What you are asked to do: Omit every picture, then give all the entries again exactly.

[Stored items from a collection]
+++

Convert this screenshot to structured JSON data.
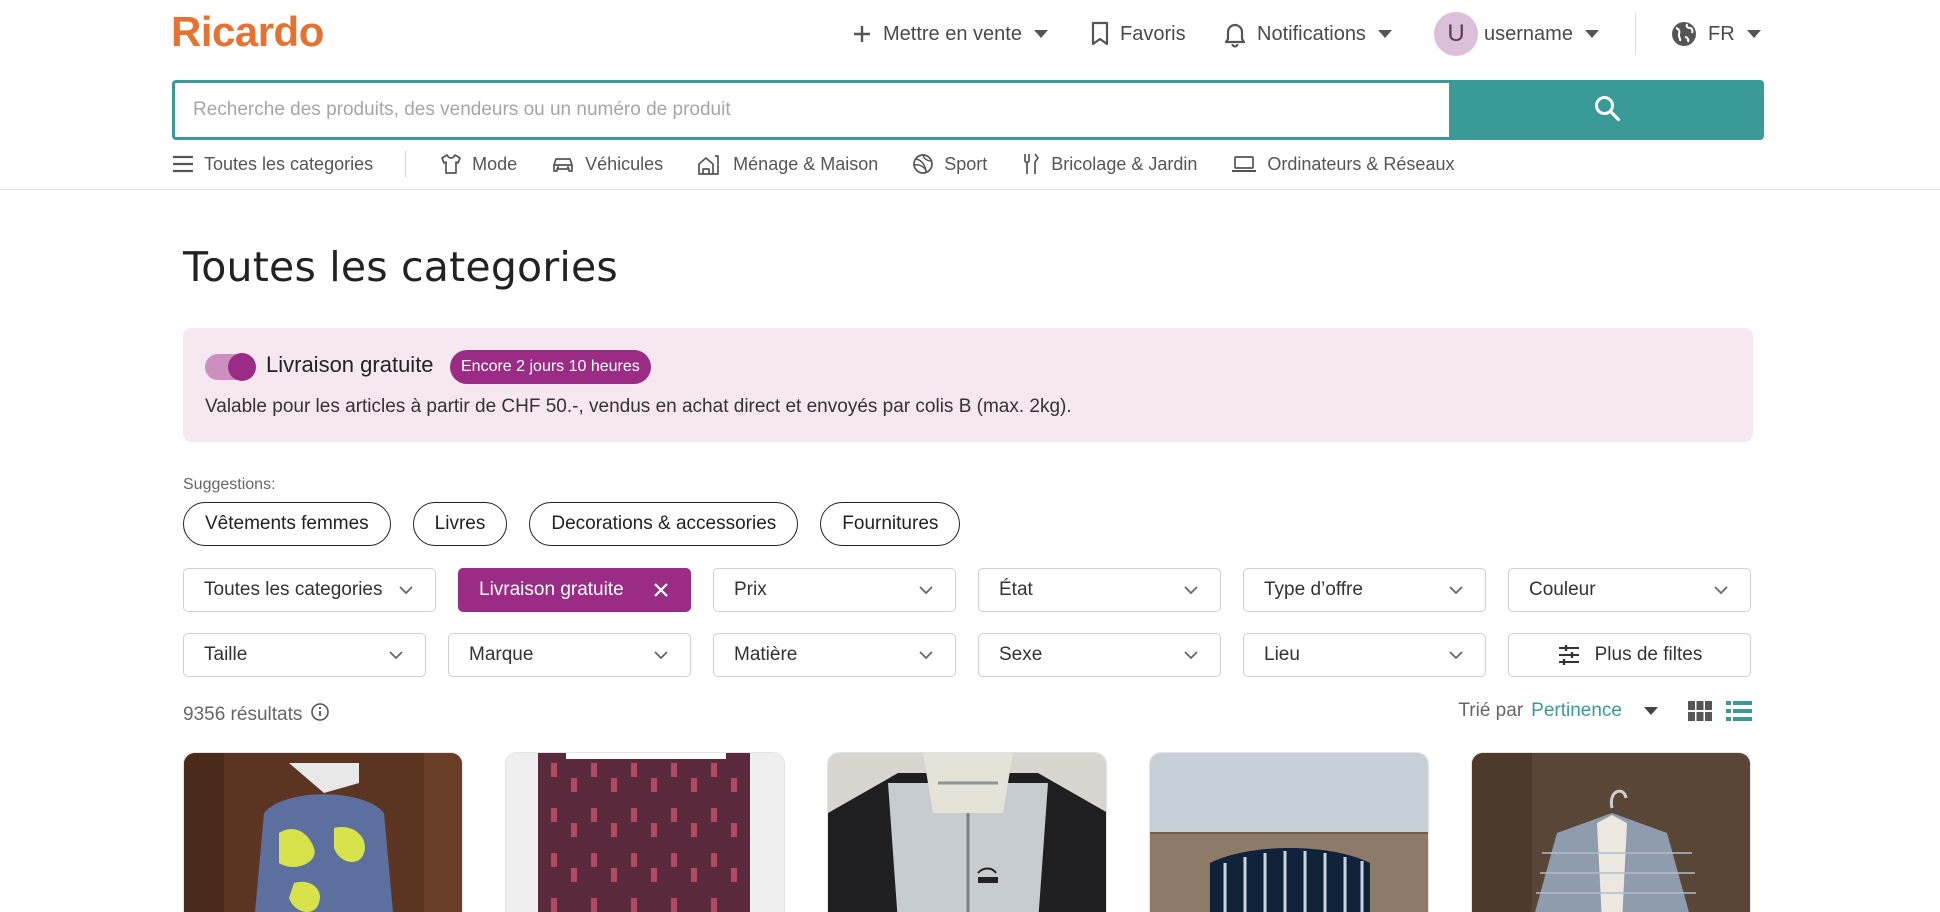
{
  "header": {
    "logo": "Ricardo",
    "sell_label": "Mettre en vente",
    "favorites_label": "Favoris",
    "notifications_label": "Notifications",
    "avatar_initial": "U",
    "username": "username",
    "language": "FR"
  },
  "search": {
    "placeholder": "Recherche des produits, des vendeurs ou un numéro de produit",
    "value": ""
  },
  "category_nav": {
    "all_label": "Toutes les categories",
    "items": [
      {
        "label": "Mode",
        "icon": "tshirt-icon"
      },
      {
        "label": "Véhicules",
        "icon": "car-icon"
      },
      {
        "label": "Ménage & Maison",
        "icon": "house-icon"
      },
      {
        "label": "Sport",
        "icon": "ball-icon"
      },
      {
        "label": "Bricolage & Jardin",
        "icon": "tools-icon"
      },
      {
        "label": "Ordinateurs & Réseaux",
        "icon": "laptop-icon"
      }
    ]
  },
  "page": {
    "title": "Toutes les categories"
  },
  "promo": {
    "toggle_on": true,
    "title": "Livraison gratuite",
    "badge": "Encore 2 jours 10 heures",
    "text": "Valable pour les articles à partir de CHF 50.-, vendus en achat direct et envoyés par colis B (max. 2kg)."
  },
  "suggestions": {
    "label": "Suggestions:",
    "chips": [
      "Vêtements femmes",
      "Livres",
      "Decorations & accessories",
      "Fournitures"
    ]
  },
  "filters": {
    "row1": [
      {
        "label": "Toutes les categories",
        "active": false
      },
      {
        "label": "Livraison gratuite",
        "active": true
      },
      {
        "label": "Prix",
        "active": false
      },
      {
        "label": "État",
        "active": false
      },
      {
        "label": "Type d’offre",
        "active": false
      },
      {
        "label": "Couleur",
        "active": false
      }
    ],
    "row2": [
      {
        "label": "Taille"
      },
      {
        "label": "Marque"
      },
      {
        "label": "Matière"
      },
      {
        "label": "Sexe"
      },
      {
        "label": "Lieu"
      }
    ],
    "more_label": "Plus de filtes"
  },
  "results": {
    "count": "9356 résultats",
    "sort_label": "Trié par",
    "sort_value": "Pertinence"
  },
  "colors": {
    "brand_orange": "#e57231",
    "teal": "#3a9a98",
    "purple": "#9b2c86",
    "promo_bg": "#f6e7f1"
  }
}
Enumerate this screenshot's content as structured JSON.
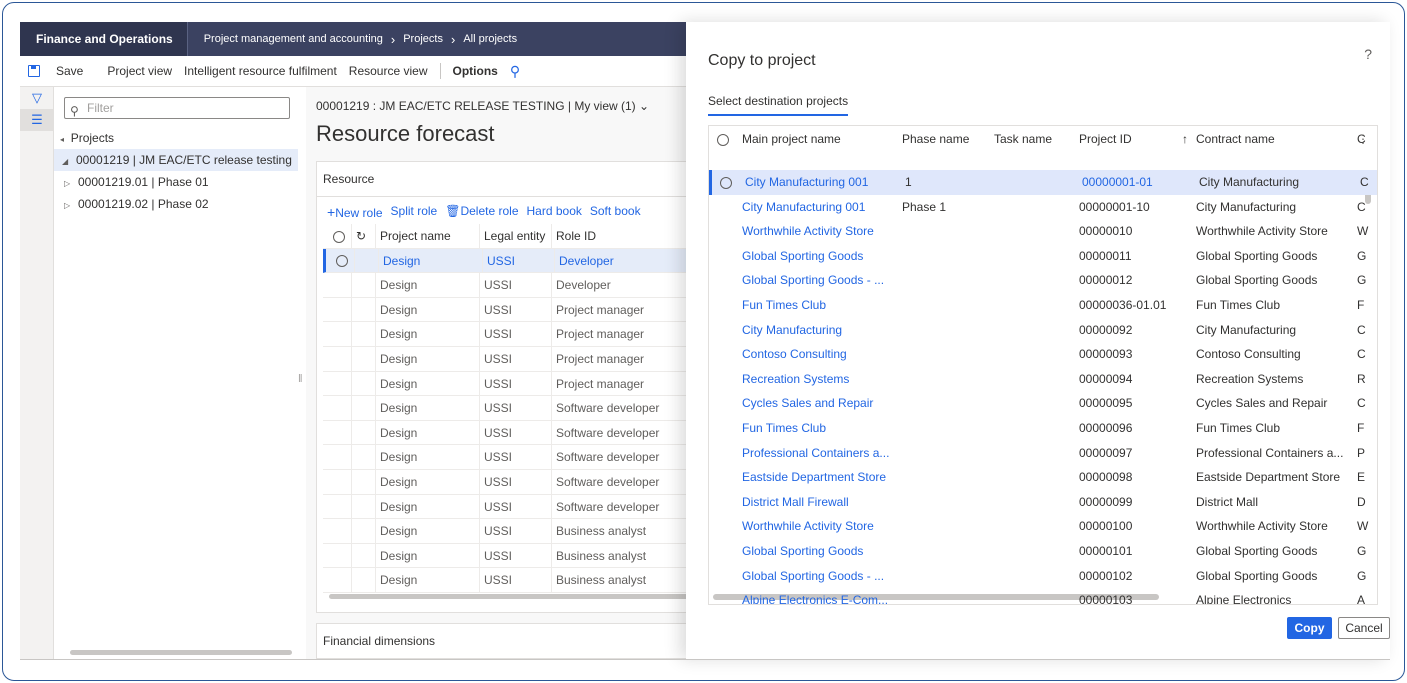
{
  "navbar": {
    "app_name": "Finance and Operations",
    "crumb1": "Project management and accounting",
    "crumb2": "Projects",
    "crumb3": "All projects"
  },
  "actions": {
    "save": "Save",
    "project_view": "Project view",
    "irf": "Intelligent resource fulfilment",
    "resource_view": "Resource view",
    "options": "Options"
  },
  "tree": {
    "filter_placeholder": "Filter",
    "root": "Projects",
    "items": [
      "00001219 | JM EAC/ETC release testing",
      "00001219.01 | Phase 01",
      "00001219.02 | Phase 02"
    ]
  },
  "content": {
    "record_line": "00001219 : JM EAC/ETC RELEASE TESTING  |  My view (1)",
    "title": "Resource forecast",
    "section": "Resource",
    "res_actions": [
      "New role",
      "Split role",
      "Delete role",
      "Hard book",
      "Soft book"
    ],
    "columns": [
      "Project name",
      "Legal entity",
      "Role ID"
    ],
    "rows": [
      [
        "Design",
        "USSI",
        "Developer"
      ],
      [
        "Design",
        "USSI",
        "Developer"
      ],
      [
        "Design",
        "USSI",
        "Project manager"
      ],
      [
        "Design",
        "USSI",
        "Project manager"
      ],
      [
        "Design",
        "USSI",
        "Project manager"
      ],
      [
        "Design",
        "USSI",
        "Project manager"
      ],
      [
        "Design",
        "USSI",
        "Software developer"
      ],
      [
        "Design",
        "USSI",
        "Software developer"
      ],
      [
        "Design",
        "USSI",
        "Software developer"
      ],
      [
        "Design",
        "USSI",
        "Software developer"
      ],
      [
        "Design",
        "USSI",
        "Software developer"
      ],
      [
        "Design",
        "USSI",
        "Business analyst"
      ],
      [
        "Design",
        "USSI",
        "Business analyst"
      ],
      [
        "Design",
        "USSI",
        "Business analyst"
      ]
    ],
    "financial_dimensions": "Financial dimensions"
  },
  "dialog": {
    "help": "?",
    "title": "Copy to project",
    "tab": "Select destination projects",
    "columns": {
      "main_project_name": "Main project name",
      "phase_name": "Phase name",
      "task_name": "Task name",
      "project_id": "Project ID",
      "sort_indicator": "↑",
      "contract_name": "Contract name",
      "c_trunc": "C"
    },
    "rows": [
      {
        "name": "City Manufacturing 001",
        "phase": "1",
        "id": "00000001-01",
        "contract": "City Manufacturing",
        "c": "C"
      },
      {
        "name": "City Manufacturing 001",
        "phase": "Phase 1",
        "id": "00000001-10",
        "contract": "City Manufacturing",
        "c": "C"
      },
      {
        "name": "Worthwhile Activity Store",
        "phase": "",
        "id": "00000010",
        "contract": "Worthwhile Activity Store",
        "c": "W"
      },
      {
        "name": "Global Sporting Goods",
        "phase": "",
        "id": "00000011",
        "contract": "Global Sporting Goods",
        "c": "G"
      },
      {
        "name": "Global Sporting Goods - ...",
        "phase": "",
        "id": "00000012",
        "contract": "Global Sporting Goods",
        "c": "G"
      },
      {
        "name": "Fun Times Club",
        "phase": "",
        "id": "00000036-01.01",
        "contract": "Fun Times Club",
        "c": "F"
      },
      {
        "name": "City Manufacturing",
        "phase": "",
        "id": "00000092",
        "contract": "City Manufacturing",
        "c": "C"
      },
      {
        "name": "Contoso Consulting",
        "phase": "",
        "id": "00000093",
        "contract": "Contoso Consulting",
        "c": "C"
      },
      {
        "name": "Recreation Systems",
        "phase": "",
        "id": "00000094",
        "contract": "Recreation Systems",
        "c": "R"
      },
      {
        "name": "Cycles Sales and Repair",
        "phase": "",
        "id": "00000095",
        "contract": "Cycles Sales and Repair",
        "c": "C"
      },
      {
        "name": "Fun Times Club",
        "phase": "",
        "id": "00000096",
        "contract": "Fun Times Club",
        "c": "F"
      },
      {
        "name": "Professional Containers a...",
        "phase": "",
        "id": "00000097",
        "contract": "Professional Containers a...",
        "c": "P"
      },
      {
        "name": "Eastside Department Store",
        "phase": "",
        "id": "00000098",
        "contract": "Eastside Department Store",
        "c": "E"
      },
      {
        "name": "District Mall Firewall",
        "phase": "",
        "id": "00000099",
        "contract": "District Mall",
        "c": "D"
      },
      {
        "name": "Worthwhile Activity Store",
        "phase": "",
        "id": "00000100",
        "contract": "Worthwhile Activity Store",
        "c": "W"
      },
      {
        "name": "Global Sporting Goods",
        "phase": "",
        "id": "00000101",
        "contract": "Global Sporting Goods",
        "c": "G"
      },
      {
        "name": "Global Sporting Goods - ...",
        "phase": "",
        "id": "00000102",
        "contract": "Global Sporting Goods",
        "c": "G"
      },
      {
        "name": "Alpine Electronics E-Com...",
        "phase": "",
        "id": "00000103",
        "contract": "Alpine Electronics",
        "c": "A"
      }
    ],
    "copy_label": "Copy",
    "cancel_label": "Cancel"
  },
  "colors": {
    "accent": "#2266e3",
    "navbar": "#3b4261",
    "selected_row": "#dfe7fb"
  }
}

+++

Task response:
Convert this screenshot to structured JSON data.
{
  "header": {
    "logo": "Ricardo",
    "sell_label": "Mettre en vente",
    "favorites_label": "Favoris",
    "notifications_label": "Notifications",
    "avatar_initial": "U",
    "username": "username",
    "language": "FR"
  },
  "search": {
    "placeholder": "Recherche des produits, des vendeurs ou un numéro de produit",
    "value": ""
  },
  "category_nav": {
    "all_label": "Toutes les categories",
    "items": [
      {
        "label": "Mode",
        "icon": "tshirt-icon"
      },
      {
        "label": "Véhicules",
        "icon": "car-icon"
      },
      {
        "label": "Ménage & Maison",
        "icon": "house-icon"
      },
      {
        "label": "Sport",
        "icon": "ball-icon"
      },
      {
        "label": "Bricolage & Jardin",
        "icon": "tools-icon"
      },
      {
        "label": "Ordinateurs & Réseaux",
        "icon": "laptop-icon"
      }
    ]
  },
  "page": {
    "title": "Toutes les categories"
  },
  "promo": {
    "toggle_on": true,
    "title": "Livraison gratuite",
    "badge": "Encore 2 jours 10 heures",
    "text": "Valable pour les articles à partir de CHF 50.-, vendus en achat direct et envoyés par colis B (max. 2kg)."
  },
  "suggestions": {
    "label": "Suggestions:",
    "chips": [
      "Vêtements femmes",
      "Livres",
      "Decorations & accessories",
      "Fournitures"
    ]
  },
  "filters": {
    "row1": [
      {
        "label": "Toutes les categories",
        "active": false
      },
      {
        "label": "Livraison gratuite",
        "active": true
      },
      {
        "label": "Prix",
        "active": false
      },
      {
        "label": "État",
        "active": false
      },
      {
        "label": "Type d’offre",
        "active": false
      },
      {
        "label": "Couleur",
        "active": false
      }
    ],
    "row2": [
      {
        "label": "Taille"
      },
      {
        "label": "Marque"
      },
      {
        "label": "Matière"
      },
      {
        "label": "Sexe"
      },
      {
        "label": "Lieu"
      }
    ],
    "more_label": "Plus de filtes"
  },
  "results": {
    "count": "9356 résultats",
    "sort_label": "Trié par",
    "sort_value": "Pertinence"
  },
  "colors": {
    "brand_orange": "#e57231",
    "teal": "#3a9a98",
    "purple": "#9b2c86",
    "promo_bg": "#f6e7f1"
  }
}
Enumerate this screenshot's content as structured JSON.
{
  "navbar": {
    "app_name": "Finance and Operations",
    "crumb1": "Project management and accounting",
    "crumb2": "Projects",
    "crumb3": "All projects"
  },
  "actions": {
    "save": "Save",
    "project_view": "Project view",
    "irf": "Intelligent resource fulfilment",
    "resource_view": "Resource view",
    "options": "Options"
  },
  "tree": {
    "filter_placeholder": "Filter",
    "root": "Projects",
    "items": [
      "00001219 | JM EAC/ETC release testing",
      "00001219.01 | Phase 01",
      "00001219.02 | Phase 02"
    ]
  },
  "content": {
    "record_line": "00001219 : JM EAC/ETC RELEASE TESTING  |  My view (1)",
    "title": "Resource forecast",
    "section": "Resource",
    "res_actions": [
      "New role",
      "Split role",
      "Delete role",
      "Hard book",
      "Soft book"
    ],
    "columns": [
      "Project name",
      "Legal entity",
      "Role ID"
    ],
    "rows": [
      [
        "Design",
        "USSI",
        "Developer"
      ],
      [
        "Design",
        "USSI",
        "Developer"
      ],
      [
        "Design",
        "USSI",
        "Project manager"
      ],
      [
        "Design",
        "USSI",
        "Project manager"
      ],
      [
        "Design",
        "USSI",
        "Project manager"
      ],
      [
        "Design",
        "USSI",
        "Project manager"
      ],
      [
        "Design",
        "USSI",
        "Software developer"
      ],
      [
        "Design",
        "USSI",
        "Software developer"
      ],
      [
        "Design",
        "USSI",
        "Software developer"
      ],
      [
        "Design",
        "USSI",
        "Software developer"
      ],
      [
        "Design",
        "USSI",
        "Software developer"
      ],
      [
        "Design",
        "USSI",
        "Business analyst"
      ],
      [
        "Design",
        "USSI",
        "Business analyst"
      ],
      [
        "Design",
        "USSI",
        "Business analyst"
      ]
    ],
    "financial_dimensions": "Financial dimensions"
  },
  "dialog": {
    "help": "?",
    "title": "Copy to project",
    "tab": "Select destination projects",
    "columns": {
      "main_project_name": "Main project name",
      "phase_name": "Phase name",
      "task_name": "Task name",
      "project_id": "Project ID",
      "sort_indicator": "↑",
      "contract_name": "Contract name",
      "c_trunc": "C"
    },
    "rows": [
      {
        "name": "City Manufacturing 001",
        "phase": "1",
        "id": "00000001-01",
        "contract": "City Manufacturing",
        "c": "C"
      },
      {
        "name": "City Manufacturing 001",
        "phase": "Phase 1",
        "id": "00000001-10",
        "contract": "City Manufacturing",
        "c": "C"
      },
      {
        "name": "Worthwhile Activity Store",
        "phase": "",
        "id": "00000010",
        "contract": "Worthwhile Activity Store",
        "c": "W"
      },
      {
        "name": "Global Sporting Goods",
        "phase": "",
        "id": "00000011",
        "contract": "Global Sporting Goods",
        "c": "G"
      },
      {
        "name": "Global Sporting Goods - ...",
        "phase": "",
        "id": "00000012",
        "contract": "Global Sporting Goods",
        "c": "G"
      },
      {
        "name": "Fun Times Club",
        "phase": "",
        "id": "00000036-01.01",
        "contract": "Fun Times Club",
        "c": "F"
      },
      {
        "name": "City Manufacturing",
        "phase": "",
        "id": "00000092",
        "contract": "City Manufacturing",
        "c": "C"
      },
      {
        "name": "Contoso Consulting",
        "phase": "",
        "id": "00000093",
        "contract": "Contoso Consulting",
        "c": "C"
      },
      {
        "name": "Recreation Systems",
        "phase": "",
        "id": "00000094",
        "contract": "Recreation Systems",
        "c": "R"
      },
      {
        "name": "Cycles Sales and Repair",
        "phase": "",
        "id": "00000095",
        "contract": "Cycles Sales and Repair",
        "c": "C"
      },
      {
        "name": "Fun Times Club",
        "phase": "",
        "id": "00000096",
        "contract": "Fun Times Club",
        "c": "F"
      },
      {
        "name": "Professional Containers a...",
        "phase": "",
        "id": "00000097",
        "contract": "Professional Containers a...",
        "c": "P"
      },
      {
        "name": "Eastside Department Store",
        "phase": "",
        "id": "00000098",
        "contract": "Eastside Department Store",
        "c": "E"
      },
      {
        "name": "District Mall Firewall",
        "phase": "",
        "id": "00000099",
        "contract": "District Mall",
        "c": "D"
      },
      {
        "name": "Worthwhile Activity Store",
        "phase": "",
        "id": "00000100",
        "contract": "Worthwhile Activity Store",
        "c": "W"
      },
      {
        "name": "Global Sporting Goods",
        "phase": "",
        "id": "00000101",
        "contract": "Global Sporting Goods",
        "c": "G"
      },
      {
        "name": "Global Sporting Goods - ...",
        "phase": "",
        "id": "00000102",
        "contract": "Global Sporting Goods",
        "c": "G"
      },
      {
        "name": "Alpine Electronics E-Com...",
        "phase": "",
        "id": "00000103",
        "contract": "Alpine Electronics",
        "c": "A"
      }
    ],
    "copy_label": "Copy",
    "cancel_label": "Cancel"
  },
  "colors": {
    "accent": "#2266e3",
    "navbar": "#3b4261",
    "selected_row": "#dfe7fb"
  }
}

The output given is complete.